WRITTEN INSTRUCTION:
Output the material beneath this task exactly, images excluded.

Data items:
[START]
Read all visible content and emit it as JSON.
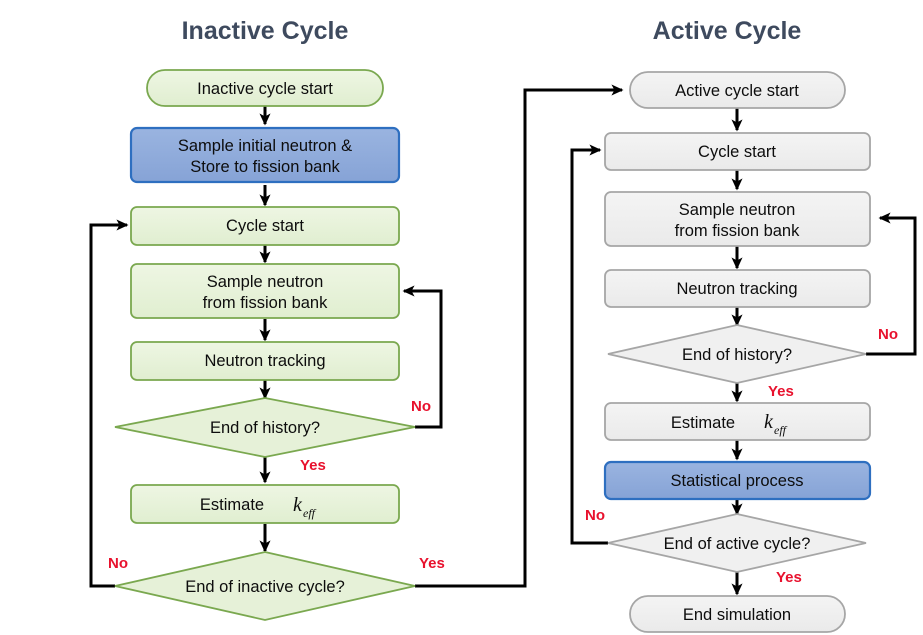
{
  "diagram": {
    "title_left": "Inactive Cycle",
    "title_right": "Active Cycle",
    "colors": {
      "title_text": "#3e4a5e",
      "green_fill": "#e8f2dc",
      "green_stroke": "#7aa84f",
      "blue_fill": "#8faadc",
      "blue_stroke": "#2e6fc0",
      "gray_fill": "#f0f0f0",
      "gray_stroke": "#a6a6a6",
      "edge_label": "#e8112d",
      "connector": "#000000"
    }
  },
  "inactive_cycle": {
    "nodes": [
      {
        "id": "inactive-cycle-start",
        "label": "Inactive cycle start",
        "shape": "terminator",
        "style": "green"
      },
      {
        "id": "sample-initial-neutron",
        "label_line1": "Sample initial neutron &",
        "label_line2": "Store to fission bank",
        "shape": "process",
        "style": "blue"
      },
      {
        "id": "cycle-start",
        "label": "Cycle start",
        "shape": "process",
        "style": "green"
      },
      {
        "id": "sample-neutron",
        "label_line1": "Sample neutron",
        "label_line2": "from fission bank",
        "shape": "process",
        "style": "green"
      },
      {
        "id": "neutron-tracking",
        "label": "Neutron tracking",
        "shape": "process",
        "style": "green"
      },
      {
        "id": "end-of-history",
        "label": "End of history?",
        "shape": "decision",
        "style": "green"
      },
      {
        "id": "estimate-keff",
        "label": "Estimate",
        "symbol": "k",
        "symbol_subscript": "eff",
        "shape": "process",
        "style": "green"
      },
      {
        "id": "end-of-inactive-cycle",
        "label": "End of inactive cycle?",
        "shape": "decision",
        "style": "green"
      }
    ],
    "edge_labels": {
      "history_no": "No",
      "history_yes": "Yes",
      "inactive_cycle_no": "No",
      "inactive_cycle_yes": "Yes"
    }
  },
  "active_cycle": {
    "nodes": [
      {
        "id": "active-cycle-start",
        "label": "Active cycle start",
        "shape": "terminator",
        "style": "gray"
      },
      {
        "id": "cycle-start",
        "label": "Cycle start",
        "shape": "process",
        "style": "gray"
      },
      {
        "id": "sample-neutron",
        "label_line1": "Sample neutron",
        "label_line2": "from fission bank",
        "shape": "process",
        "style": "gray"
      },
      {
        "id": "neutron-tracking",
        "label": "Neutron tracking",
        "shape": "process",
        "style": "gray"
      },
      {
        "id": "end-of-history",
        "label": "End of history?",
        "shape": "decision",
        "style": "gray"
      },
      {
        "id": "estimate-keff",
        "label": "Estimate",
        "symbol": "k",
        "symbol_subscript": "eff",
        "shape": "process",
        "style": "gray"
      },
      {
        "id": "statistical-process",
        "label": "Statistical process",
        "shape": "process",
        "style": "blue"
      },
      {
        "id": "end-of-active-cycle",
        "label": "End of active cycle?",
        "shape": "decision",
        "style": "gray"
      },
      {
        "id": "end-simulation",
        "label": "End simulation",
        "shape": "terminator",
        "style": "gray"
      }
    ],
    "edge_labels": {
      "history_no": "No",
      "history_yes": "Yes",
      "active_cycle_no": "No",
      "active_cycle_yes": "Yes"
    }
  }
}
[END]
THE SOLUTION:
Read all visible content and emit it as JSON.
{
  "diagram": {
    "title_left": "Inactive Cycle",
    "title_right": "Active Cycle",
    "colors": {
      "title_text": "#3e4a5e",
      "green_fill": "#e8f2dc",
      "green_stroke": "#7aa84f",
      "blue_fill": "#8faadc",
      "blue_stroke": "#2e6fc0",
      "gray_fill": "#f0f0f0",
      "gray_stroke": "#a6a6a6",
      "edge_label": "#e8112d",
      "connector": "#000000"
    }
  },
  "inactive_cycle": {
    "nodes": [
      {
        "id": "inactive-cycle-start",
        "label": "Inactive cycle start",
        "shape": "terminator",
        "style": "green"
      },
      {
        "id": "sample-initial-neutron",
        "label_line1": "Sample initial neutron &",
        "label_line2": "Store to fission bank",
        "shape": "process",
        "style": "blue"
      },
      {
        "id": "cycle-start",
        "label": "Cycle start",
        "shape": "process",
        "style": "green"
      },
      {
        "id": "sample-neutron",
        "label_line1": "Sample neutron",
        "label_line2": "from fission bank",
        "shape": "process",
        "style": "green"
      },
      {
        "id": "neutron-tracking",
        "label": "Neutron tracking",
        "shape": "process",
        "style": "green"
      },
      {
        "id": "end-of-history",
        "label": "End of history?",
        "shape": "decision",
        "style": "green"
      },
      {
        "id": "estimate-keff",
        "label": "Estimate",
        "symbol": "k",
        "symbol_subscript": "eff",
        "shape": "process",
        "style": "green"
      },
      {
        "id": "end-of-inactive-cycle",
        "label": "End of inactive cycle?",
        "shape": "decision",
        "style": "green"
      }
    ],
    "edge_labels": {
      "history_no": "No",
      "history_yes": "Yes",
      "inactive_cycle_no": "No",
      "inactive_cycle_yes": "Yes"
    }
  },
  "active_cycle": {
    "nodes": [
      {
        "id": "active-cycle-start",
        "label": "Active cycle start",
        "shape": "terminator",
        "style": "gray"
      },
      {
        "id": "cycle-start",
        "label": "Cycle start",
        "shape": "process",
        "style": "gray"
      },
      {
        "id": "sample-neutron",
        "label_line1": "Sample neutron",
        "label_line2": "from fission bank",
        "shape": "process",
        "style": "gray"
      },
      {
        "id": "neutron-tracking",
        "label": "Neutron tracking",
        "shape": "process",
        "style": "gray"
      },
      {
        "id": "end-of-history",
        "label": "End of history?",
        "shape": "decision",
        "style": "gray"
      },
      {
        "id": "estimate-keff",
        "label": "Estimate",
        "symbol": "k",
        "symbol_subscript": "eff",
        "shape": "process",
        "style": "gray"
      },
      {
        "id": "statistical-process",
        "label": "Statistical process",
        "shape": "process",
        "style": "blue"
      },
      {
        "id": "end-of-active-cycle",
        "label": "End of active cycle?",
        "shape": "decision",
        "style": "gray"
      },
      {
        "id": "end-simulation",
        "label": "End simulation",
        "shape": "terminator",
        "style": "gray"
      }
    ],
    "edge_labels": {
      "history_no": "No",
      "history_yes": "Yes",
      "active_cycle_no": "No",
      "active_cycle_yes": "Yes"
    }
  }
}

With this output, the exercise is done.